| The exercise |
Each entry here needs to be set down again exactly, please; pictures are left out.

| Exercise material |
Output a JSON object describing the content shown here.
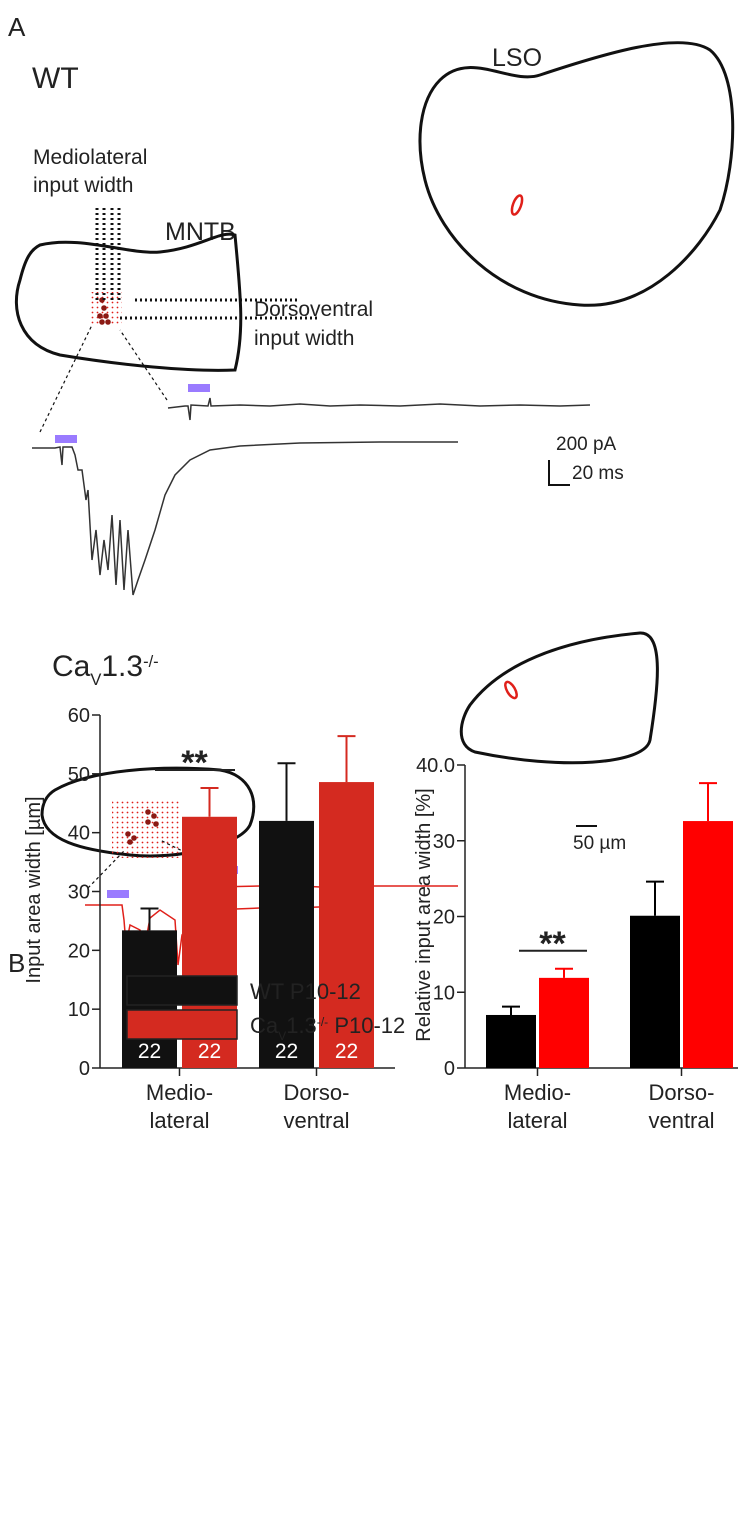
{
  "panel_a": {
    "label": "A",
    "wt": {
      "label": "WT",
      "lso": "LSO",
      "mediolateral": [
        "Mediolateral",
        "input width"
      ],
      "mntb": "MNTB",
      "dorsoventral": [
        "Dorsoventral",
        "input width"
      ],
      "scale_current": "200 pA",
      "scale_time": "20 ms"
    },
    "ko": {
      "label": {
        "base": "Ca",
        "sub": "V",
        "mid": "1.3",
        "sup": "-/-"
      },
      "scale_length": "50 µm"
    }
  },
  "panel_b": {
    "label": "B"
  },
  "chart_data": [
    {
      "type": "bar",
      "ylabel": "Input area width [µm]",
      "categories": [
        [
          "Medio-",
          "lateral"
        ],
        [
          "Dorso-",
          "ventral"
        ]
      ],
      "series": [
        {
          "name": {
            "base": "WT P10-12"
          },
          "color": "#111111",
          "values": [
            23.4,
            42.0
          ],
          "errors": [
            3.7,
            9.8
          ],
          "n": [
            22,
            22
          ]
        },
        {
          "name": {
            "base": "Ca",
            "sub": "V",
            "mid": "1.3",
            "sup": "-/-",
            "rest": " P10-12"
          },
          "color": "#d42a20",
          "values": [
            42.7,
            48.6
          ],
          "errors": [
            4.9,
            7.8
          ],
          "n": [
            22,
            22
          ]
        }
      ],
      "annotations": [
        {
          "text": "**",
          "category": 0
        }
      ],
      "ylim": [
        0,
        60
      ],
      "yticks": [
        0,
        10,
        20,
        30,
        40,
        50,
        60
      ]
    },
    {
      "type": "bar",
      "ylabel": "Relative input area width [%]",
      "categories": [
        [
          "Medio-",
          "lateral"
        ],
        [
          "Dorso-",
          "ventral"
        ]
      ],
      "series": [
        {
          "color": "#000000",
          "values": [
            7.0,
            20.1
          ],
          "errors": [
            1.1,
            4.5
          ]
        },
        {
          "color": "#ff0000",
          "values": [
            11.9,
            32.6
          ],
          "errors": [
            1.2,
            5.0
          ]
        }
      ],
      "annotations": [
        {
          "text": "**",
          "category": 0
        }
      ],
      "ylim": [
        0,
        40
      ],
      "yticks": [
        0,
        10,
        20,
        30,
        {
          "value": 40,
          "label": "40.0"
        }
      ]
    }
  ]
}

| Written reply |
Output a JSON object describing the content shown here.
{
  "panel_a": {
    "label": "A",
    "wt": {
      "label": "WT",
      "lso": "LSO",
      "mediolateral": [
        "Mediolateral",
        "input width"
      ],
      "mntb": "MNTB",
      "dorsoventral": [
        "Dorsoventral",
        "input width"
      ],
      "scale_current": "200 pA",
      "scale_time": "20 ms"
    },
    "ko": {
      "label": {
        "base": "Ca",
        "sub": "V",
        "mid": "1.3",
        "sup": "-/-"
      },
      "scale_length": "50 µm"
    }
  },
  "panel_b": {
    "label": "B"
  },
  "chart_data": [
    {
      "type": "bar",
      "ylabel": "Input area width [µm]",
      "categories": [
        [
          "Medio-",
          "lateral"
        ],
        [
          "Dorso-",
          "ventral"
        ]
      ],
      "series": [
        {
          "name": {
            "base": "WT P10-12"
          },
          "color": "#111111",
          "values": [
            23.4,
            42.0
          ],
          "errors": [
            3.7,
            9.8
          ],
          "n": [
            22,
            22
          ]
        },
        {
          "name": {
            "base": "Ca",
            "sub": "V",
            "mid": "1.3",
            "sup": "-/-",
            "rest": " P10-12"
          },
          "color": "#d42a20",
          "values": [
            42.7,
            48.6
          ],
          "errors": [
            4.9,
            7.8
          ],
          "n": [
            22,
            22
          ]
        }
      ],
      "annotations": [
        {
          "text": "**",
          "category": 0
        }
      ],
      "ylim": [
        0,
        60
      ],
      "yticks": [
        0,
        10,
        20,
        30,
        40,
        50,
        60
      ]
    },
    {
      "type": "bar",
      "ylabel": "Relative input area width [%]",
      "categories": [
        [
          "Medio-",
          "lateral"
        ],
        [
          "Dorso-",
          "ventral"
        ]
      ],
      "series": [
        {
          "color": "#000000",
          "values": [
            7.0,
            20.1
          ],
          "errors": [
            1.1,
            4.5
          ]
        },
        {
          "color": "#ff0000",
          "values": [
            11.9,
            32.6
          ],
          "errors": [
            1.2,
            5.0
          ]
        }
      ],
      "annotations": [
        {
          "text": "**",
          "category": 0
        }
      ],
      "ylim": [
        0,
        40
      ],
      "yticks": [
        0,
        10,
        20,
        30,
        {
          "value": 40,
          "label": "40.0"
        }
      ]
    }
  ]
}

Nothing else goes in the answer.